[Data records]

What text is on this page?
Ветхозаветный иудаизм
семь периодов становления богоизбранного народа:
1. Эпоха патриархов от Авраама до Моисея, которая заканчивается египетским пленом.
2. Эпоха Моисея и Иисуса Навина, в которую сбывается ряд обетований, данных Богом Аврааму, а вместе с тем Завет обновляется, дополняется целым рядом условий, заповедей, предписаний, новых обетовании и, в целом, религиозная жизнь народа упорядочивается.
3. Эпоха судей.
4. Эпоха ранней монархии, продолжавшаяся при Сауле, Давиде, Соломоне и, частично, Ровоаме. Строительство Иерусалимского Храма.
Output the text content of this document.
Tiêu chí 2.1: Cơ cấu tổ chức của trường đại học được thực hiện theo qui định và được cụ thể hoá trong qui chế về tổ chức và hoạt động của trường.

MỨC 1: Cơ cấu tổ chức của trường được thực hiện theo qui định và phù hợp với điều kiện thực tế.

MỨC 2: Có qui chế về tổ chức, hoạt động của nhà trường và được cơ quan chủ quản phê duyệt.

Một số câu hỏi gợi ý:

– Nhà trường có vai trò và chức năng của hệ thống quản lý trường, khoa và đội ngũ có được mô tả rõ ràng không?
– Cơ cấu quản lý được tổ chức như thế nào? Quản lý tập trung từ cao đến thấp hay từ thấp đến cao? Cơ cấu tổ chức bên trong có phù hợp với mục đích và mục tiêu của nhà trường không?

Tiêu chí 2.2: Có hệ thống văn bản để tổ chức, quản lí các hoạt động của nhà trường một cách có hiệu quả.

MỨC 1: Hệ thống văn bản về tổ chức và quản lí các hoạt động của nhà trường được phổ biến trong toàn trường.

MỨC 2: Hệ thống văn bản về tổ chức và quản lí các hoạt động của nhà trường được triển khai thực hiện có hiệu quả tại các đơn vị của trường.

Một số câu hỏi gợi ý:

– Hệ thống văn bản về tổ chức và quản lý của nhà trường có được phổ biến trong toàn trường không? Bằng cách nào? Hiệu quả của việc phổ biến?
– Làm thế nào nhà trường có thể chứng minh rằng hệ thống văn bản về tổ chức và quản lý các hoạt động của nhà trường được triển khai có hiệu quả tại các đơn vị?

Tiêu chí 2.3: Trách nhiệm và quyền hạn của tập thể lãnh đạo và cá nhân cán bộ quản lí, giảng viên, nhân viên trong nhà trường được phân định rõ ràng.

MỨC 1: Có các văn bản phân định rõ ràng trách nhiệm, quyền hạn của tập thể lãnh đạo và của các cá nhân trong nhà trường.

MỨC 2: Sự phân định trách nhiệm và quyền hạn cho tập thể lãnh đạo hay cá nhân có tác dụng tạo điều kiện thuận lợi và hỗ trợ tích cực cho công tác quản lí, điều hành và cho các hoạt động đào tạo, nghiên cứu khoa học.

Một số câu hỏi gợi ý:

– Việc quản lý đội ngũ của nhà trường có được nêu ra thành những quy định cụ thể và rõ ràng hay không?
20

** WORK INSTRUCTIONS **
Filter out every line that lacks the word "trong", and copy the rest.

** SOLUTION TO THE PROBLEM **
Tiêu chí 2.1: Cơ cấu tổ chức của trường đại học được thực hiện theo qui định và được cụ thể hoá trong qui chế về tổ chức và hoạt động của trường.
– Cơ cấu quản lý được tổ chức như thế nào? Quản lý tập trung từ cao đến thấp hay từ thấp đến cao? Cơ cấu tổ chức bên trong có phù hợp với mục đích và mục tiêu của nhà trường không?
MỨC 1: Hệ thống văn bản về tổ chức và quản lí các hoạt động của nhà trường được phổ biến trong toàn trường.
– Hệ thống văn bản về tổ chức và quản lý của nhà trường có được phổ biến trong toàn trường không? Bằng cách nào? Hiệu quả của việc phổ biến?
Tiêu chí 2.3: Trách nhiệm và quyền hạn của tập thể lãnh đạo và cá nhân cán bộ quản lí, giảng viên, nhân viên trong nhà trường được phân định rõ ràng.
MỨC 1: Có các văn bản phân định rõ ràng trách nhiệm, quyền hạn của tập thể lãnh đạo và của các cá nhân trong nhà trường.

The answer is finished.